SET TASK — Make an exact copy of all the entries, but do not reproduce the pictures.

TASK MATERIAL —
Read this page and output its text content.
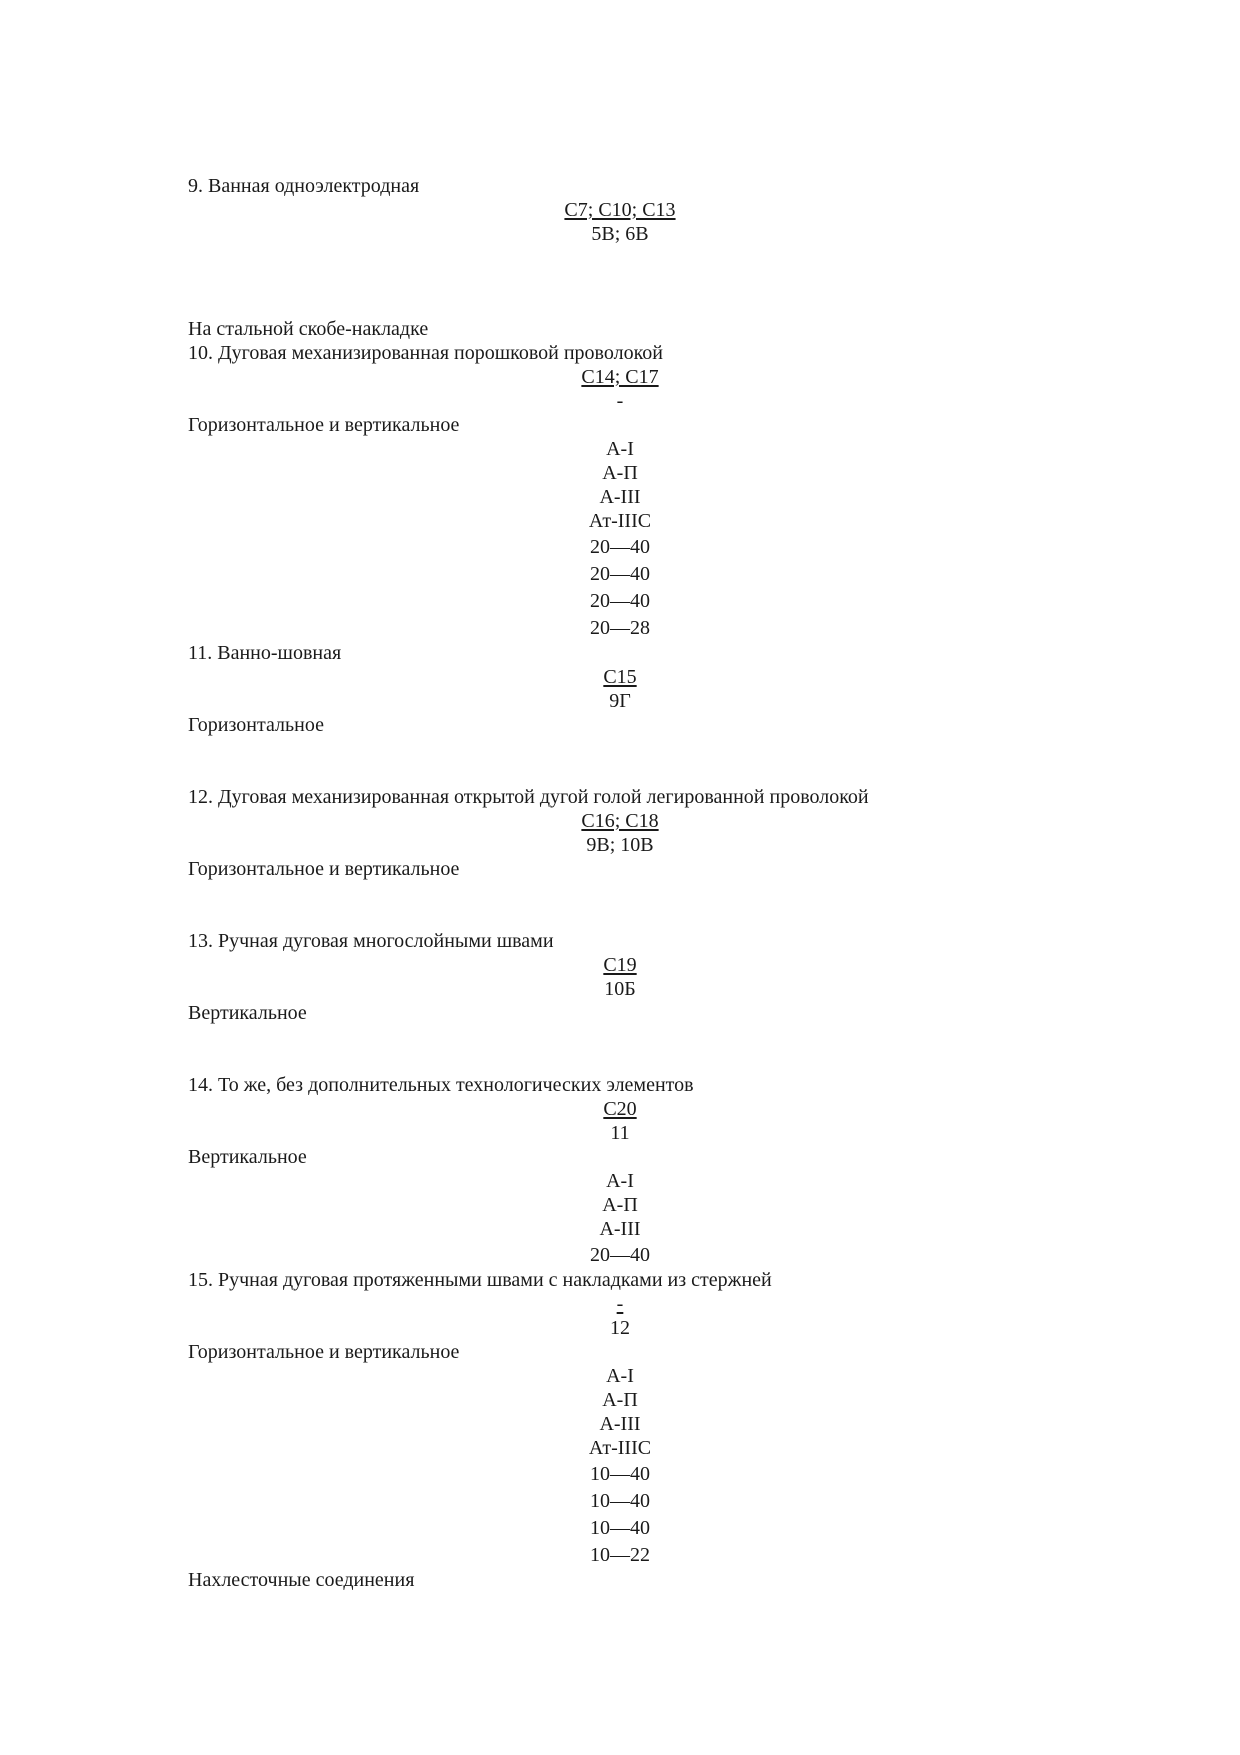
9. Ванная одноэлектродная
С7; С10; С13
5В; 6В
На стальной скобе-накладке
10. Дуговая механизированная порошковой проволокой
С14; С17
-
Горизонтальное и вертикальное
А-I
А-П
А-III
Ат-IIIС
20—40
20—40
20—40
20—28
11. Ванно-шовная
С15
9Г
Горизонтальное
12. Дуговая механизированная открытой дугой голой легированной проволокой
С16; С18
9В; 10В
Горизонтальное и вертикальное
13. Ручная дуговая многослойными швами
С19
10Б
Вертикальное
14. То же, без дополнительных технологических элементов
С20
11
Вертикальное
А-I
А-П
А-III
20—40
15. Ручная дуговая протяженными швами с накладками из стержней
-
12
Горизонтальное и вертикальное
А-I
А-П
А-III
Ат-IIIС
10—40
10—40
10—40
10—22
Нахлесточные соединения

THE ANSWER —
Read this page and output its text content.
9. Ванная одноэлектродная
С7; С10; С13
5В; 6В
На стальной скобе-накладке
10. Дуговая механизированная порошковой проволокой
С14; С17
-
Горизонтальное и вертикальное
А-I
А-П
А-III
Ат-IIIС
20—40
20—40
20—40
20—28
11. Ванно-шовная
С15
9Г
Горизонтальное
12. Дуговая механизированная открытой дугой голой легированной проволокой
С16; С18
9В; 10В
Горизонтальное и вертикальное
13. Ручная дуговая многослойными швами
С19
10Б
Вертикальное
14. То же, без дополнительных технологических элементов
С20
11
Вертикальное
А-I
А-П
А-III
20—40
15. Ручная дуговая протяженными швами с накладками из стержней
-
12
Горизонтальное и вертикальное
А-I
А-П
А-III
Ат-IIIС
10—40
10—40
10—40
10—22
Нахлесточные соединения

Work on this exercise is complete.